_Short task:_ From the JavaScript discussion thread below, extract the passage between "This is pretty" and "the command line.", inclusive, copying it word for word.

==== Document

JavaScript Sucks. - spo81rty
http://geekswithblogs.net/mwatson/archive/2012/10/01/javascript-sucks..aspx

======
lucisferre
A completely unsurprising blog post from a .NET guy about how static-typing is
all that's needed to save front-end web development.

Sadly, almost every problem he's listed as a frustration when working with
javascript is almost exclusive to .NET because of how bad the web tooling is.
None of those are problems in Rails or even Node. Why, in this day and age is
.NET still such an isolated and insulated community?

Edit Ok I really can't help myself so here it is point by point:

> I don't like any scripting or dynamic languages. I like code that compiles
> for lots of obvious reasons.

I guess they are not obvious to me. I would really prefer it if you could
actually state your arguments as I'm not generally persuaded by a lot of hand
waving.

> Ever try to use different JavaScript tools with conflicting jQuery versions?
> Yeah, that sucks.

What? No, I can't actually say this has ever been a problem. Nor should it be.

> How about trying to figure out how to make 20 javascript include files load
> quicker as one request? Yeah that sucks too.

This is pretty easily solved in just about every modern development stack
outside of .NET. Perhaps it's just Visual Studio that sucks? To be honest even
in .NET this isn't hard to do, but .NET developers do seem allergic to
anything that involves the command line.

========
==== Data provided

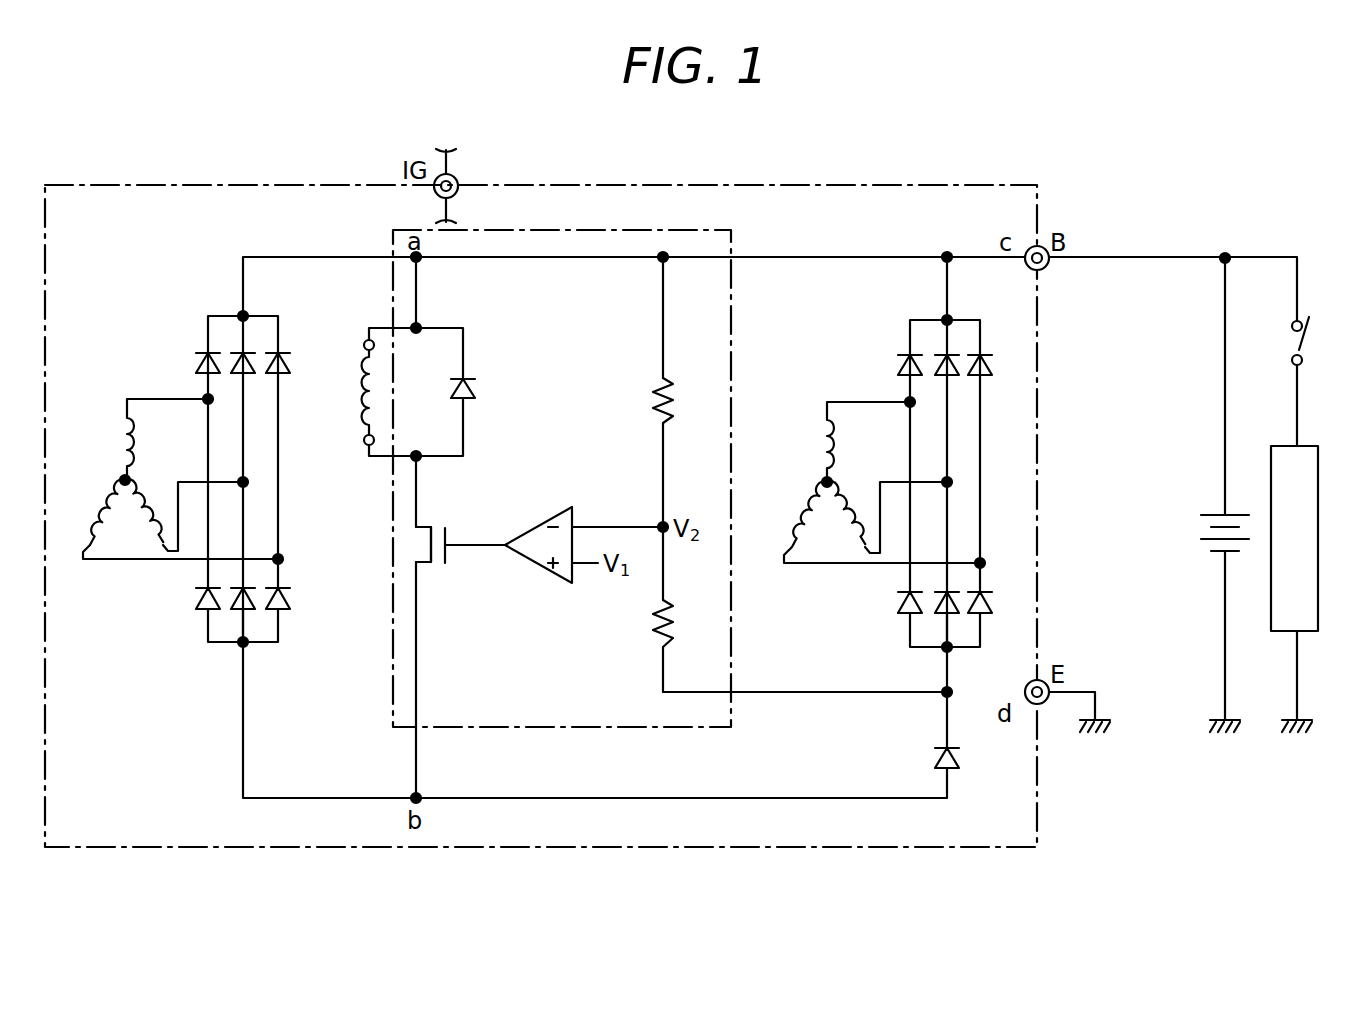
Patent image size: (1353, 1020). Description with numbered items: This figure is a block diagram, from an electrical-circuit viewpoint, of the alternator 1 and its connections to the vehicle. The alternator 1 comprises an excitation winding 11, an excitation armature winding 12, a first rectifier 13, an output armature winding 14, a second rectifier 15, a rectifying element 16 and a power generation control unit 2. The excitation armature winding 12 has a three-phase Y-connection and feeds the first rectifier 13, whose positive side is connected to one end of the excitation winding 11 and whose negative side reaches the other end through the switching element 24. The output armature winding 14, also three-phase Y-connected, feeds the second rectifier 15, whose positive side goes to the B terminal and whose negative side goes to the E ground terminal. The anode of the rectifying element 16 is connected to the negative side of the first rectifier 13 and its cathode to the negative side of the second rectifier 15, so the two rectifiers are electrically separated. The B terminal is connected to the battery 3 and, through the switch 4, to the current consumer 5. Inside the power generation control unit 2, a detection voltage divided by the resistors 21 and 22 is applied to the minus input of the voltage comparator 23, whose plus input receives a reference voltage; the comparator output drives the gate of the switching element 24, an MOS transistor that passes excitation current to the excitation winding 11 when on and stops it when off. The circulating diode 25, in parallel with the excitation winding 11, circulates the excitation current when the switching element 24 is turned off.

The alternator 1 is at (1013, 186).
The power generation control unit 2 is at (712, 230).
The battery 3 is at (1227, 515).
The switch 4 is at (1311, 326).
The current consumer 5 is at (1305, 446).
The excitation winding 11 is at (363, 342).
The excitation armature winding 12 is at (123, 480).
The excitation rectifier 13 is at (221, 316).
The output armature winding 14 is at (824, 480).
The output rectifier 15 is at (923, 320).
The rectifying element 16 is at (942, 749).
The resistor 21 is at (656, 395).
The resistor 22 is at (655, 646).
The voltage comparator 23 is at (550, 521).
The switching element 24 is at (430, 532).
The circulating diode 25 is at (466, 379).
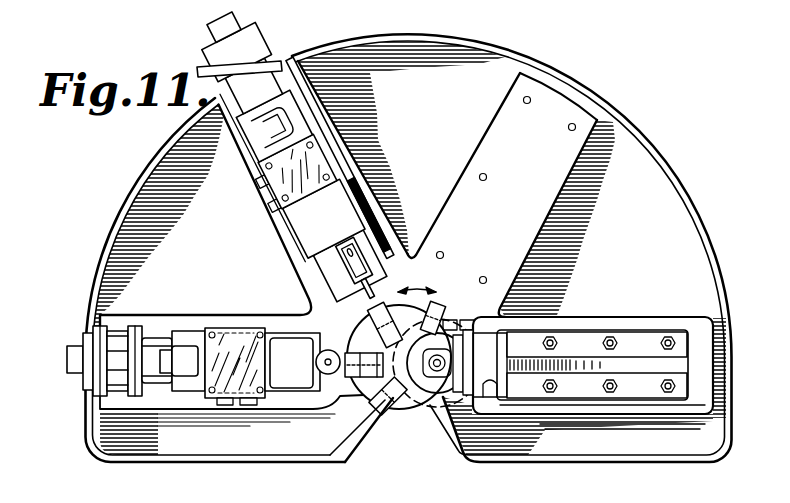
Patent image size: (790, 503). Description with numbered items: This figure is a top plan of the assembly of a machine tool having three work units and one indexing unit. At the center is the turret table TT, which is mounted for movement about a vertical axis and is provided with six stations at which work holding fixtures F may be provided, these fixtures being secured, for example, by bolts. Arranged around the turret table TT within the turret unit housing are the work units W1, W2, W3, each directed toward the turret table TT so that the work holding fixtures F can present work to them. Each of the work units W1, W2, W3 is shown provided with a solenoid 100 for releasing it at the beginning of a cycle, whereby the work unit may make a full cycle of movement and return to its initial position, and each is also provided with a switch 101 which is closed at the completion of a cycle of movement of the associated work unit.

========

_Answer to this task:_
This is pretty easily solved in just about every modern development stack
outside of .NET. Perhaps it's just Visual Studio that sucks? To be honest even
in .NET this isn't hard to do, but .NET developers do seem allergic to
anything that involves the command line.